PROBLEM TO WORK ON:
Locate each line below that includes "Francisco" and reproduce it.

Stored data
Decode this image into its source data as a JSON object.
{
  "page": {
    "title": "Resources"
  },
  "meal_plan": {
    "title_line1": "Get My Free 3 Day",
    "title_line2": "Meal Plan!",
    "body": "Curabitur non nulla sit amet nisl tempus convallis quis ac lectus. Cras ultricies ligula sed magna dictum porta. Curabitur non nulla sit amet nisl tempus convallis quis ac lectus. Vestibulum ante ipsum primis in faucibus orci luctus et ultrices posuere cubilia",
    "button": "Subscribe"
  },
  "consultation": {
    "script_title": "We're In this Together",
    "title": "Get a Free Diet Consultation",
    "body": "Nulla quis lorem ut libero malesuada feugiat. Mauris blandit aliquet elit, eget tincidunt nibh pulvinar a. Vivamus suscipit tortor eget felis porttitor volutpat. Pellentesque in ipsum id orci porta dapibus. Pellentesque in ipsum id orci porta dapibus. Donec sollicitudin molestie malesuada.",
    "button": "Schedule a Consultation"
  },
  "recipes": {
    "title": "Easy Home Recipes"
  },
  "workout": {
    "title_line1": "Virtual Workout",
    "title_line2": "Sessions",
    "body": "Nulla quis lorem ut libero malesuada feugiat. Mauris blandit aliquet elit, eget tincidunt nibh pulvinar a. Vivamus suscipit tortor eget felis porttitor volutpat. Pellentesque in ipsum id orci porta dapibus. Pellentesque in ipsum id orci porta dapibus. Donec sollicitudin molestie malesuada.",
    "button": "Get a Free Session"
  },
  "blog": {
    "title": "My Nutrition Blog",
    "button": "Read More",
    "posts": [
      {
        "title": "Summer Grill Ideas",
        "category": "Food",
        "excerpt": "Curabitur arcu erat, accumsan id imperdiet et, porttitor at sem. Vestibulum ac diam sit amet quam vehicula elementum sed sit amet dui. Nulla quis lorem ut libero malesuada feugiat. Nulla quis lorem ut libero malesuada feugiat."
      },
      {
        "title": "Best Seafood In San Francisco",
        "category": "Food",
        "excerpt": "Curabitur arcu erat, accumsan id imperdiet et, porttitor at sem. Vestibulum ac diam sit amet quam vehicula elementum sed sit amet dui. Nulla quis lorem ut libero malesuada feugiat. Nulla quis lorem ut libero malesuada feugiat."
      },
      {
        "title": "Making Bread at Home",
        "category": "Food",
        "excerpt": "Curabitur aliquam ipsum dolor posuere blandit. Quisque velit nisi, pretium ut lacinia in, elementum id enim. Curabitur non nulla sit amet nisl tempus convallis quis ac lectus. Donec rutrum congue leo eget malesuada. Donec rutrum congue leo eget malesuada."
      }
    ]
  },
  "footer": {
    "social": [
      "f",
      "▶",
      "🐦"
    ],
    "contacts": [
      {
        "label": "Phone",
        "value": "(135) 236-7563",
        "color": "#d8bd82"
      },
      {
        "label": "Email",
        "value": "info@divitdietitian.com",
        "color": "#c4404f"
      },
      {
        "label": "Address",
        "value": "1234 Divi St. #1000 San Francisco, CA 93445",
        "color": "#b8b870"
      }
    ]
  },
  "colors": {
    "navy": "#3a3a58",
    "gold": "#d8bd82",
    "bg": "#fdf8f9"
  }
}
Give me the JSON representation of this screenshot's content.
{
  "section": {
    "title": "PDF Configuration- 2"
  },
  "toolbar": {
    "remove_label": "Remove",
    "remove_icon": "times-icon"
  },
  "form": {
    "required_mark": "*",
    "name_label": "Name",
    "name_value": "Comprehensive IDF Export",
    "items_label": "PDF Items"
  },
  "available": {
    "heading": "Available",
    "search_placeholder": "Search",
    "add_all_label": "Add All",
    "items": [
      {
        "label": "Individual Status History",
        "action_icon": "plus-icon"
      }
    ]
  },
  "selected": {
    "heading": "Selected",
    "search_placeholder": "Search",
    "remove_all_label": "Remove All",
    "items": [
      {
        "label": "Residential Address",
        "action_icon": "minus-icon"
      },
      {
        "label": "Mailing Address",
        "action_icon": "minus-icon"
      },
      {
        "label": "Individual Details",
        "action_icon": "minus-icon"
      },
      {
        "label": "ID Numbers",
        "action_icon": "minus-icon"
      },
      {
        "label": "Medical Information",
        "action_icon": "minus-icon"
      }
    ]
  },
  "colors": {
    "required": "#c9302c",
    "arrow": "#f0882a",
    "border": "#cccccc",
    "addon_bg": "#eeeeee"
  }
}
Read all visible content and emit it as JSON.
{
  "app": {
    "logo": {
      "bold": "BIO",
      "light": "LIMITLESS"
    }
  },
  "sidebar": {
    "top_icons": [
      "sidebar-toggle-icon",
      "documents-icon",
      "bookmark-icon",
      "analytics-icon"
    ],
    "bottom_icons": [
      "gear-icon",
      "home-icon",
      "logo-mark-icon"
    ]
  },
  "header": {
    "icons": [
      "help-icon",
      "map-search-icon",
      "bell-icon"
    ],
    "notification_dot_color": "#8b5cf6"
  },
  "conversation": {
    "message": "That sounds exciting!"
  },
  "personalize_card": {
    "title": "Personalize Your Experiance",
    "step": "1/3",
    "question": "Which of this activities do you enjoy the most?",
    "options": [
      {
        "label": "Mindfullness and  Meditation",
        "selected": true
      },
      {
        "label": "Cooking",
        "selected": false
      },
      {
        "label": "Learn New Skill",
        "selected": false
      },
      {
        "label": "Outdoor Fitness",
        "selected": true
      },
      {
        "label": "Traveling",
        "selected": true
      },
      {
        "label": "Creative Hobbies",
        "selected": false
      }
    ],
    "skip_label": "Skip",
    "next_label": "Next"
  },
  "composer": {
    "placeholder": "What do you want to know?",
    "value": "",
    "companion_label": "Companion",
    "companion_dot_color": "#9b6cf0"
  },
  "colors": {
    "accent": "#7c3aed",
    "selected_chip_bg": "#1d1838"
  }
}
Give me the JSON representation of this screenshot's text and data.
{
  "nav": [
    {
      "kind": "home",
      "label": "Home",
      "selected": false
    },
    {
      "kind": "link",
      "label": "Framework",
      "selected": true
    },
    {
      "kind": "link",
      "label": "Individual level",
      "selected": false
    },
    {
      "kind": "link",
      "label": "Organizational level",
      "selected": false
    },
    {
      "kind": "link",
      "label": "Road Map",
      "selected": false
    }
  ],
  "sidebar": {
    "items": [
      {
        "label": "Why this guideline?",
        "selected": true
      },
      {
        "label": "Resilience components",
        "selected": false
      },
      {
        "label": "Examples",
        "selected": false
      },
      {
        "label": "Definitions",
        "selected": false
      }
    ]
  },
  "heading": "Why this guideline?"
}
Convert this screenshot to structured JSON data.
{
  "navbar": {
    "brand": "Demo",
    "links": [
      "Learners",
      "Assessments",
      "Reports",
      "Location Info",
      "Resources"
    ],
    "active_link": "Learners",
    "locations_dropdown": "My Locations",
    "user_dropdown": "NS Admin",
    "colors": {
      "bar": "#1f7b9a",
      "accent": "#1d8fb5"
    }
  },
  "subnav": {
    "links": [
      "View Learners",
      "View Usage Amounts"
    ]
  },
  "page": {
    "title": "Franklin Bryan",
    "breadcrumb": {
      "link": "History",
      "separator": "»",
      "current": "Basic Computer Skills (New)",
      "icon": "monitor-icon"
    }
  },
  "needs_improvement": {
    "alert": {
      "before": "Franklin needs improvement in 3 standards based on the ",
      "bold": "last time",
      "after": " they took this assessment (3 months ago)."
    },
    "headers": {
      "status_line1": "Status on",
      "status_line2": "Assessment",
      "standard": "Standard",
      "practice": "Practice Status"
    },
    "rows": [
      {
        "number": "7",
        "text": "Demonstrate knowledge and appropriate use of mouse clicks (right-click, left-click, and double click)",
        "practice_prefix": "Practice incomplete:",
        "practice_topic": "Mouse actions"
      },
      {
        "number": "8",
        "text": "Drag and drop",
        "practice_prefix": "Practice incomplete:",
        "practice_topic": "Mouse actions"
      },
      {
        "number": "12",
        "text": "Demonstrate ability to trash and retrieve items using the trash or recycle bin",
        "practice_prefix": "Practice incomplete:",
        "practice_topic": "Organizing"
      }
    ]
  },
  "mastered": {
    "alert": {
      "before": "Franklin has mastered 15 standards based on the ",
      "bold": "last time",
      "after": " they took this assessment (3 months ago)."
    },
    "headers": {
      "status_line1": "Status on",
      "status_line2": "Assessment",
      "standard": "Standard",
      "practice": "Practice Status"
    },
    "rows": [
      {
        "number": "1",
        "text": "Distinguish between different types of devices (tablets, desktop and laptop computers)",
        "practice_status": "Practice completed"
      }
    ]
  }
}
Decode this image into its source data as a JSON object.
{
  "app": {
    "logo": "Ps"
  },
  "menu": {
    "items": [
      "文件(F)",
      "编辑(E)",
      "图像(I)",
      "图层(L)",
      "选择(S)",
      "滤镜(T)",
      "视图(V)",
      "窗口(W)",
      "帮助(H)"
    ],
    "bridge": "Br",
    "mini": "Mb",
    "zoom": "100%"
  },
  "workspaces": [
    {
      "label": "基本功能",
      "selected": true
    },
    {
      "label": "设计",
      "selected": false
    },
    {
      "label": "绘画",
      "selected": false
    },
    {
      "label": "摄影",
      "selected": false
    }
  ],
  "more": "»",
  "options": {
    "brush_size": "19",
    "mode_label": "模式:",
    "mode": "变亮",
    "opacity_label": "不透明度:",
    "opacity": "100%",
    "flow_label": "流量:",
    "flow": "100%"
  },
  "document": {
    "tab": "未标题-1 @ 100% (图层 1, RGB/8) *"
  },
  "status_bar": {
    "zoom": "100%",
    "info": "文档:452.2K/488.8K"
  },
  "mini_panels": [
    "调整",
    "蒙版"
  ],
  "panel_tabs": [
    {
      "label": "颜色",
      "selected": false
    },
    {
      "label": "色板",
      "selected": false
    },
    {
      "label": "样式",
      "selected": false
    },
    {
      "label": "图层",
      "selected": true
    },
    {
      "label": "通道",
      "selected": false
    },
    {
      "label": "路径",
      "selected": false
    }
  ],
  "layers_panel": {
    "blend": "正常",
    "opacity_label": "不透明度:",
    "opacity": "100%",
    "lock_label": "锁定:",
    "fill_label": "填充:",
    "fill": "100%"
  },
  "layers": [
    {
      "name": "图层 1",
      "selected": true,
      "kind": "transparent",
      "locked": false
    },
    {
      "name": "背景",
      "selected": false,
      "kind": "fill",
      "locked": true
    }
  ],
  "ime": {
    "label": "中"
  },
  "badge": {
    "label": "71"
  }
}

WRITTEN ANSWER:
        "title": "Best Seafood In San Francisco",
        "value": "1234 Divi St. #1000 San Francisco, CA 93445",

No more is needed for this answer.